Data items
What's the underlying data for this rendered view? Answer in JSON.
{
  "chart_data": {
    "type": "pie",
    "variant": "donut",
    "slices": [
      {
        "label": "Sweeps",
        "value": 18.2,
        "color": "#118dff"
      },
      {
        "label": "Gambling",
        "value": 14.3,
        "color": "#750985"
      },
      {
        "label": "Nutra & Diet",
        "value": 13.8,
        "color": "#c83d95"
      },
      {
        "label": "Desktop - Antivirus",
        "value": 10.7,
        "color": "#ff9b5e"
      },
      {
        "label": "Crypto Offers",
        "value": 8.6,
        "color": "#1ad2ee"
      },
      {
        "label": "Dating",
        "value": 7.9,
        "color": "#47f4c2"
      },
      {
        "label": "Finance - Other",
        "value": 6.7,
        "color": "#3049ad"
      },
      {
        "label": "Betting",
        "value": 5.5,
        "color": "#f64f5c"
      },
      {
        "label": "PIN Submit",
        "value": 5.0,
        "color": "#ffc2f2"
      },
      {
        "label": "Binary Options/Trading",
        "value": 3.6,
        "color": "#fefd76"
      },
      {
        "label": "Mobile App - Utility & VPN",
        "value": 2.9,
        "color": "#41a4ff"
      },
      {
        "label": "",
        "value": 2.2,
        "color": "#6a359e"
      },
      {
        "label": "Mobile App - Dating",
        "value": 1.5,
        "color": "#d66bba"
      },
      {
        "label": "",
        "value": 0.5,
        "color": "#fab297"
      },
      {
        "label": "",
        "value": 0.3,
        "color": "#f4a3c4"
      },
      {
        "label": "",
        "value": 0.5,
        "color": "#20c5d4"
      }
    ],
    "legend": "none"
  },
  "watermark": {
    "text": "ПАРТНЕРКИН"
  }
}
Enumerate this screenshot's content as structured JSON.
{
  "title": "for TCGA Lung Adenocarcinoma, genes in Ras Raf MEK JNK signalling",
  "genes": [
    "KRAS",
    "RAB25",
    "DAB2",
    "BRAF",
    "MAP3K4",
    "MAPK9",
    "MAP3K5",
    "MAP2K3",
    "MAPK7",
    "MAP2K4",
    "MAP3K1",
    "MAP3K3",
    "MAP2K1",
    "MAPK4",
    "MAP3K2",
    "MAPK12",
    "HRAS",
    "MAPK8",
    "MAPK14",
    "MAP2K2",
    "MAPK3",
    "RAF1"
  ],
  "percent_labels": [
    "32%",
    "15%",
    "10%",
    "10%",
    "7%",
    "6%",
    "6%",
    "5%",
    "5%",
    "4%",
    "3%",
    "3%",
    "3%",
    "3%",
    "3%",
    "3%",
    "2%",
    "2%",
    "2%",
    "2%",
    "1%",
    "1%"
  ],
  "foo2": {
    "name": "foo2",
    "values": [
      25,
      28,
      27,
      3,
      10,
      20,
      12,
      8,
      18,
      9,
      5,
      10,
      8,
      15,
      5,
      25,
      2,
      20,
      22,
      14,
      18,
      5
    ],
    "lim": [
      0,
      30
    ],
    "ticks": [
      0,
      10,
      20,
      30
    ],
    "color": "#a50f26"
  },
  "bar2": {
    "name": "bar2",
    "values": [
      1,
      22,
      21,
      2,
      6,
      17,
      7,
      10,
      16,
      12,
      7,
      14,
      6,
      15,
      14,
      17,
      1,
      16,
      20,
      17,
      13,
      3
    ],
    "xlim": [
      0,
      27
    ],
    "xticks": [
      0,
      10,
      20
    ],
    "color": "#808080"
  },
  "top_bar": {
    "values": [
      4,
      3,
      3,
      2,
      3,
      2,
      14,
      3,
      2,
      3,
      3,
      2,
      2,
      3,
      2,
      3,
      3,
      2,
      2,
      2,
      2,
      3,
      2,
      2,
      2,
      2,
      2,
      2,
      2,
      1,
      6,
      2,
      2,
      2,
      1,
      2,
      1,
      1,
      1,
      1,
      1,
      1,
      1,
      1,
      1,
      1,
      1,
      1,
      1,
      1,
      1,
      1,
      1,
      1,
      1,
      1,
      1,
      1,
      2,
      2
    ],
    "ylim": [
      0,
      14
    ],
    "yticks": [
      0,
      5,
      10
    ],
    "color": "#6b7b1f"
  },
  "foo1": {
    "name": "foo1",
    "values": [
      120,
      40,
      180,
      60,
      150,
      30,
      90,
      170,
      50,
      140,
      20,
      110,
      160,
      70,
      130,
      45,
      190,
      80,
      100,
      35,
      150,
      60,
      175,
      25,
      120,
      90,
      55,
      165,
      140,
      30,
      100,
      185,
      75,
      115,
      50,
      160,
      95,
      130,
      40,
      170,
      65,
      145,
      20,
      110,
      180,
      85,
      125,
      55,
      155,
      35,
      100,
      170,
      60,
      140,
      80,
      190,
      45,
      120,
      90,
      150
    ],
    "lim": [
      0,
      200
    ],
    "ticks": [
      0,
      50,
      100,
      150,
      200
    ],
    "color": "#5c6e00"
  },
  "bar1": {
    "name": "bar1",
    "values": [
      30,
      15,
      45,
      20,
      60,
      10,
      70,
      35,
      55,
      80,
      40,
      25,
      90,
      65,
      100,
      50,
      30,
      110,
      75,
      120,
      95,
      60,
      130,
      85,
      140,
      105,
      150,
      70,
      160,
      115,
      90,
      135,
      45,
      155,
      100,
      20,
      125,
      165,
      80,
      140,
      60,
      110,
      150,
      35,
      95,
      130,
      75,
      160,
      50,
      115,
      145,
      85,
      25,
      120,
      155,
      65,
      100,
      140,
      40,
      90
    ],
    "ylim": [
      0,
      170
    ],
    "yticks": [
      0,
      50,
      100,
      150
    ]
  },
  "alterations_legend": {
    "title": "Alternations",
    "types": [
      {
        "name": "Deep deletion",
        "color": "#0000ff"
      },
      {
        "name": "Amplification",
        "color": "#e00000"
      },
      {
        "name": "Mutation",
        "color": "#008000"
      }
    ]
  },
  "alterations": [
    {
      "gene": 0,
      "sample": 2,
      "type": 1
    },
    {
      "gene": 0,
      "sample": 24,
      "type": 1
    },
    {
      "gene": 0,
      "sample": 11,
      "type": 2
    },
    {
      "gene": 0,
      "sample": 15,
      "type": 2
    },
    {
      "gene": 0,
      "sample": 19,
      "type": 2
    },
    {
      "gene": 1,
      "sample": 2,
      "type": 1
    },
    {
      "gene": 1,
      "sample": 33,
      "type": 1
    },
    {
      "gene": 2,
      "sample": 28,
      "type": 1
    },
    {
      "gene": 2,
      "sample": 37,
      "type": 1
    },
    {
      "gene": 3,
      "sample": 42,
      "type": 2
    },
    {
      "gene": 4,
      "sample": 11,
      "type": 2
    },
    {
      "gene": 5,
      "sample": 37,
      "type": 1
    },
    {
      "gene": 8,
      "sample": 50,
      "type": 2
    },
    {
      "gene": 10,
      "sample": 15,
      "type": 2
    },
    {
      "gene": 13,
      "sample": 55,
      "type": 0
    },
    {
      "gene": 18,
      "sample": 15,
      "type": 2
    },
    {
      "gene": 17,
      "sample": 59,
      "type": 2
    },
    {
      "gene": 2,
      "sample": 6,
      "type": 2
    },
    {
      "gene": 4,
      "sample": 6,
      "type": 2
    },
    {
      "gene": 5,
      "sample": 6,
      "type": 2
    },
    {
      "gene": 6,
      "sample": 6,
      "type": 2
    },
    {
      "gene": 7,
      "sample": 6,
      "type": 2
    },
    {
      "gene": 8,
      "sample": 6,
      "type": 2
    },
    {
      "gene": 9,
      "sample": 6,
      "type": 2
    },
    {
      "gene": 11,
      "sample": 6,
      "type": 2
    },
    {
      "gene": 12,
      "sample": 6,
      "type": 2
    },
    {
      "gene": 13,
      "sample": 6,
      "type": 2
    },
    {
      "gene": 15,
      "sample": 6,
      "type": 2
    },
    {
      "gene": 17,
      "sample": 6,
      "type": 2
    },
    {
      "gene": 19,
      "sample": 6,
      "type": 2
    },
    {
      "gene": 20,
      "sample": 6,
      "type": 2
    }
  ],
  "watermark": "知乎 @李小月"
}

_What needs to be done_:
In the entries above, find each line with the word "Mobile" and show it.

_Solution below_:
        "label": "Mobile App - Utility & VPN",
        "label": "Mobile App - Dating",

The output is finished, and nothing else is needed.